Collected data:
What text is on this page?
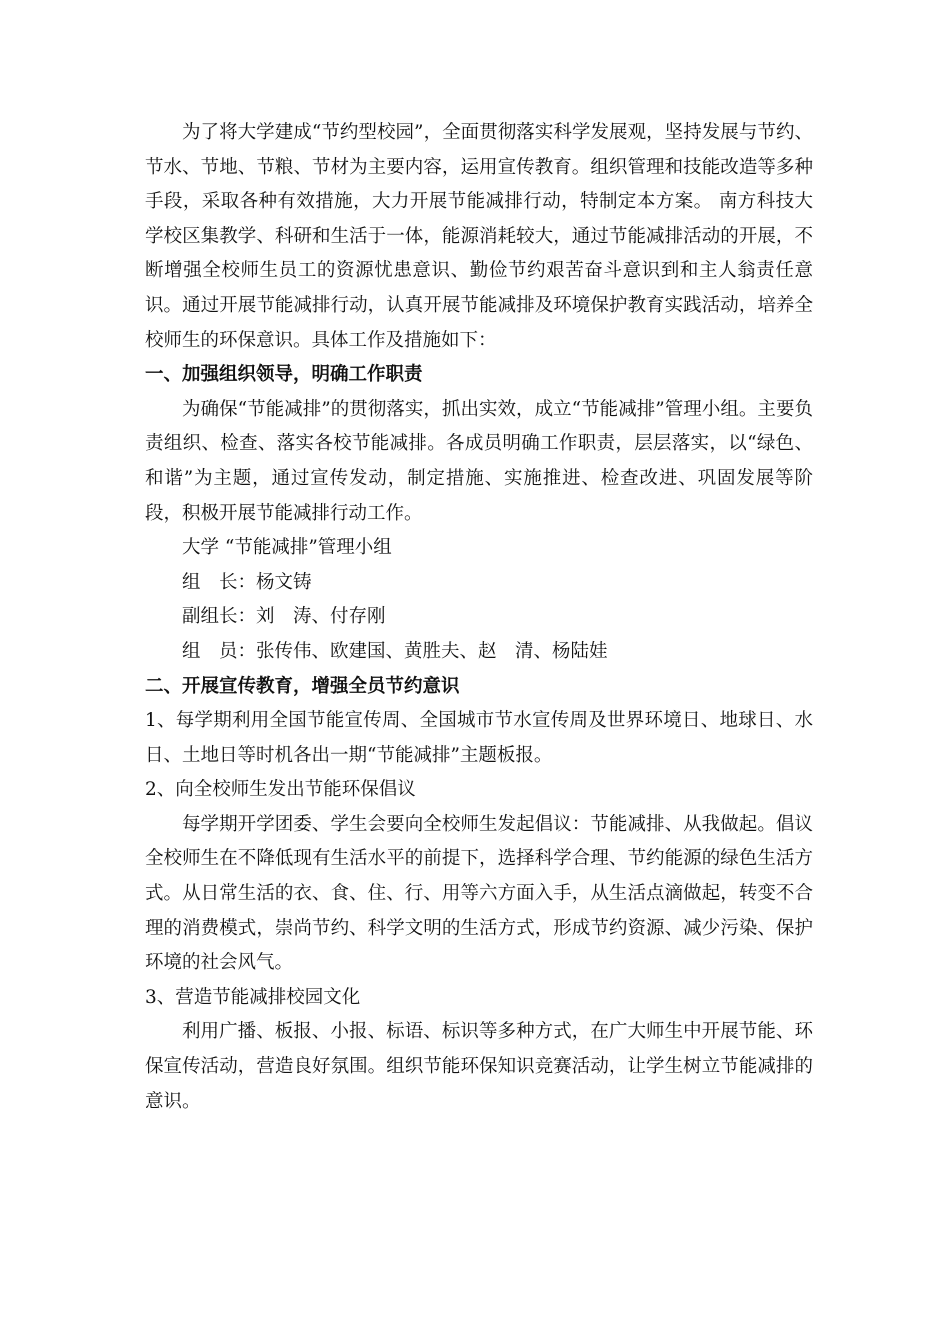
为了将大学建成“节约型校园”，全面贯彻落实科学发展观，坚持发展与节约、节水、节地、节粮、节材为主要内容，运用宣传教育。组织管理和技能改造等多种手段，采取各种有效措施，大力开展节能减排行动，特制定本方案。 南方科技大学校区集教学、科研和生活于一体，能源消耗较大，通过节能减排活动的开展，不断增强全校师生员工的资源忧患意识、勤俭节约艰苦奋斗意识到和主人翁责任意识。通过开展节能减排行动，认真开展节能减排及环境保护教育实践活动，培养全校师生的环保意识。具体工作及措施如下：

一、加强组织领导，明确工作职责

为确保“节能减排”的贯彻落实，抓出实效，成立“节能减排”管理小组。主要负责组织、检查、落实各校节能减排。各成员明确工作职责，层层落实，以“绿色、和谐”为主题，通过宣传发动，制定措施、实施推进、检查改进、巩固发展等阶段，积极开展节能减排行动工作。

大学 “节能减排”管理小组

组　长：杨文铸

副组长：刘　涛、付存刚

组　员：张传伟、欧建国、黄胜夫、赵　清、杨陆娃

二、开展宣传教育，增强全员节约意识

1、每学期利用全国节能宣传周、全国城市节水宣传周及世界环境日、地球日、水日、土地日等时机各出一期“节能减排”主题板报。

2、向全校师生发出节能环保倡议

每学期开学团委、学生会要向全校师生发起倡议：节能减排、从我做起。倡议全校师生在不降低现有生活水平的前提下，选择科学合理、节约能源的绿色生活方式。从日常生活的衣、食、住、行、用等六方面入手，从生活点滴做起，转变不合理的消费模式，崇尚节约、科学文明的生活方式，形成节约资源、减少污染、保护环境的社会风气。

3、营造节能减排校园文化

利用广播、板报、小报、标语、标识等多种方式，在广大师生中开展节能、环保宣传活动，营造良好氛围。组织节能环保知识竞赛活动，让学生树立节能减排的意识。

* _Problem to work on_: Quote the material word for word, dropping any images it holds.

* _Final answer_:
What text is on this page?
为了将大学建成“节约型校园”，全面贯彻落实科学发展观，坚持发展与节约、节水、节地、节粮、节材为主要内容，运用宣传教育。组织管理和技能改造等多种手段，采取各种有效措施，大力开展节能减排行动，特制定本方案。 南方科技大学校区集教学、科研和生活于一体，能源消耗较大，通过节能减排活动的开展，不断增强全校师生员工的资源忧患意识、勤俭节约艰苦奋斗意识到和主人翁责任意识。通过开展节能减排行动，认真开展节能减排及环境保护教育实践活动，培养全校师生的环保意识。具体工作及措施如下：

一、加强组织领导，明确工作职责

为确保“节能减排”的贯彻落实，抓出实效，成立“节能减排”管理小组。主要负责组织、检查、落实各校节能减排。各成员明确工作职责，层层落实，以“绿色、和谐”为主题，通过宣传发动，制定措施、实施推进、检查改进、巩固发展等阶段，积极开展节能减排行动工作。

大学 “节能减排”管理小组

组　长：杨文铸

副组长：刘　涛、付存刚

组　员：张传伟、欧建国、黄胜夫、赵　清、杨陆娃

二、开展宣传教育，增强全员节约意识

1、每学期利用全国节能宣传周、全国城市节水宣传周及世界环境日、地球日、水日、土地日等时机各出一期“节能减排”主题板报。

2、向全校师生发出节能环保倡议

每学期开学团委、学生会要向全校师生发起倡议：节能减排、从我做起。倡议全校师生在不降低现有生活水平的前提下，选择科学合理、节约能源的绿色生活方式。从日常生活的衣、食、住、行、用等六方面入手，从生活点滴做起，转变不合理的消费模式，崇尚节约、科学文明的生活方式，形成节约资源、减少污染、保护环境的社会风气。

3、营造节能减排校园文化

利用广播、板报、小报、标语、标识等多种方式，在广大师生中开展节能、环保宣传活动，营造良好氛围。组织节能环保知识竞赛活动，让学生树立节能减排的意识。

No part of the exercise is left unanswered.